# [SHORT TASK]
Return each line of the listing that contains the string "park".

# [SUPPLIED DATA]
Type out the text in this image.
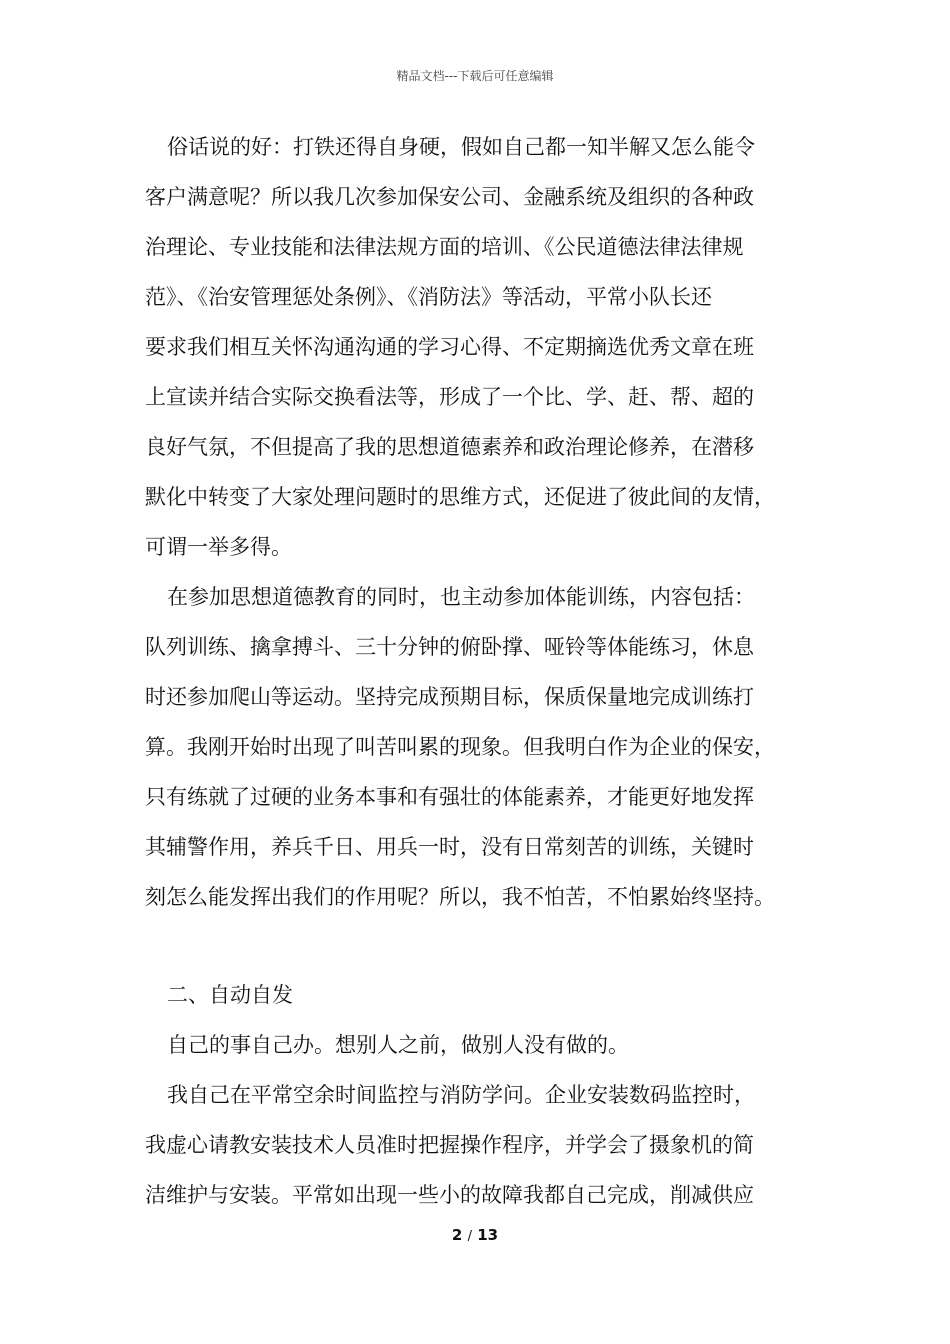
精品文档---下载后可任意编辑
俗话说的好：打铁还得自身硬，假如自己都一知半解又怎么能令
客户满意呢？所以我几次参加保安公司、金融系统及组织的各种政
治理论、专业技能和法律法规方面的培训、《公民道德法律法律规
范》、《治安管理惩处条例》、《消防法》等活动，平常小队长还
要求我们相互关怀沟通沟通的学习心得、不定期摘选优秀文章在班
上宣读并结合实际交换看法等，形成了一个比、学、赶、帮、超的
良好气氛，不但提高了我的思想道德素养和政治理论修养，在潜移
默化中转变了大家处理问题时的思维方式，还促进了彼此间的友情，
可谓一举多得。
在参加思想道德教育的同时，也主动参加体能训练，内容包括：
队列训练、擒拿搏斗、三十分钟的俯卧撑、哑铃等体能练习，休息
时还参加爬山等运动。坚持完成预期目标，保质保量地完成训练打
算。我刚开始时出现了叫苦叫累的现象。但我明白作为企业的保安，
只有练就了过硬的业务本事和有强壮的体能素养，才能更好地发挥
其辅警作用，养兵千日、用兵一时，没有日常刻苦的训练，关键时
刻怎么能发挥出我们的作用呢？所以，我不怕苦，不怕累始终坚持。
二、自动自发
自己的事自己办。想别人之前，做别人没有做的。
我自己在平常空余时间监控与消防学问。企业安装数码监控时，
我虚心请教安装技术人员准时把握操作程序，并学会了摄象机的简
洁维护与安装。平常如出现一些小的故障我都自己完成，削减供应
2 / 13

==

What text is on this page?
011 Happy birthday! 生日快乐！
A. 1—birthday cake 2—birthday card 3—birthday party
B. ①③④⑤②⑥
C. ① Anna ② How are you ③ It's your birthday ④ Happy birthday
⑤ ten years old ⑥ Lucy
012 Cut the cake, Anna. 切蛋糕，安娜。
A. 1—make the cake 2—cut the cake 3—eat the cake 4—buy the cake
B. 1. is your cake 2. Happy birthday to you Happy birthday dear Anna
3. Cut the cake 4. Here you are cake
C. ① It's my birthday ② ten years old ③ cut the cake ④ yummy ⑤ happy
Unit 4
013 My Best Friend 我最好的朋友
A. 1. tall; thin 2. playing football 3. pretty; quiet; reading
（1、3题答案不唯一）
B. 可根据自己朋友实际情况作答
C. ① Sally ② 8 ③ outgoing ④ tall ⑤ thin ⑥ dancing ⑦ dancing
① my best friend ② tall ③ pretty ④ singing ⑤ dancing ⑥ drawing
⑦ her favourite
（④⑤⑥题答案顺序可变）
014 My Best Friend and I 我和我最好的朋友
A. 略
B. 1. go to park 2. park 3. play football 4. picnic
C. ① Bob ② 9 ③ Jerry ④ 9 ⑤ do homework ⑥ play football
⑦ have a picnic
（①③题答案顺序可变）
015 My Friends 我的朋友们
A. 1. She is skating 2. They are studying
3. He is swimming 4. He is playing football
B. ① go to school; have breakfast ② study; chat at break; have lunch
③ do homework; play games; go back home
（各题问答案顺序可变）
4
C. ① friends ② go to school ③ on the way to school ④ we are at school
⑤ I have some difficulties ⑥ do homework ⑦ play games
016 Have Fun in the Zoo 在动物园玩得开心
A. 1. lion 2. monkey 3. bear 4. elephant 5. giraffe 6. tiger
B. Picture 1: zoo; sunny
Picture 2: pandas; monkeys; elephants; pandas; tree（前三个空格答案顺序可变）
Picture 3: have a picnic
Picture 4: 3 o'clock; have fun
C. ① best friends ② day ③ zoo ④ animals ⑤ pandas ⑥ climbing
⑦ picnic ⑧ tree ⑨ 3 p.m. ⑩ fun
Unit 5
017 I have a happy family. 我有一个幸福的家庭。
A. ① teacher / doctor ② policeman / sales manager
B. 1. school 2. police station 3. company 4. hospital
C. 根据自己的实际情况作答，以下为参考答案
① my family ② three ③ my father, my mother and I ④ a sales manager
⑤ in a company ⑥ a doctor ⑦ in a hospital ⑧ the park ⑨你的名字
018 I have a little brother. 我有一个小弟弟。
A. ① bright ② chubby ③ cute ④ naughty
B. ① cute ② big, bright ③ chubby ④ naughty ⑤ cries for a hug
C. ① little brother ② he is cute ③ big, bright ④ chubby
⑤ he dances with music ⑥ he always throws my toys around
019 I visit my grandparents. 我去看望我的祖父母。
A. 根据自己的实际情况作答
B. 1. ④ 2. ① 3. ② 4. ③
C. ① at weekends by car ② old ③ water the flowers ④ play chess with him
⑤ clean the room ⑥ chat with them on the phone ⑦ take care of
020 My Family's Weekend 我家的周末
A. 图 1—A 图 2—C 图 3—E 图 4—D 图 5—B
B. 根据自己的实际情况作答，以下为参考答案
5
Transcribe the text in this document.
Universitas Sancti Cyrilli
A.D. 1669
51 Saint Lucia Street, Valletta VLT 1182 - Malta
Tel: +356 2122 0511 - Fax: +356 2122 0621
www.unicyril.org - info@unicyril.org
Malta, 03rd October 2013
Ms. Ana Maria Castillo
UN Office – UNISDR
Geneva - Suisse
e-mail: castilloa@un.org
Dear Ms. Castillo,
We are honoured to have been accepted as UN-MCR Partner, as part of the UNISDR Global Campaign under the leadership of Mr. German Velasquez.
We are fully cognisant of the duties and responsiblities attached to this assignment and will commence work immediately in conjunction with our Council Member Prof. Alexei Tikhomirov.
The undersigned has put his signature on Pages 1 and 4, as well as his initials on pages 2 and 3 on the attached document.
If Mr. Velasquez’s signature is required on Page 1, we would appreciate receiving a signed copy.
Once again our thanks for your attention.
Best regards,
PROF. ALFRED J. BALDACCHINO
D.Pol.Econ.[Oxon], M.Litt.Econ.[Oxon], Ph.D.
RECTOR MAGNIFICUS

# [THE OUTPUT]
B. 1. go to park 2. park 3. play football 4. picnic
⑤ in a company ⑥ a doctor ⑦ in a hospital ⑧ the park ⑨你的名字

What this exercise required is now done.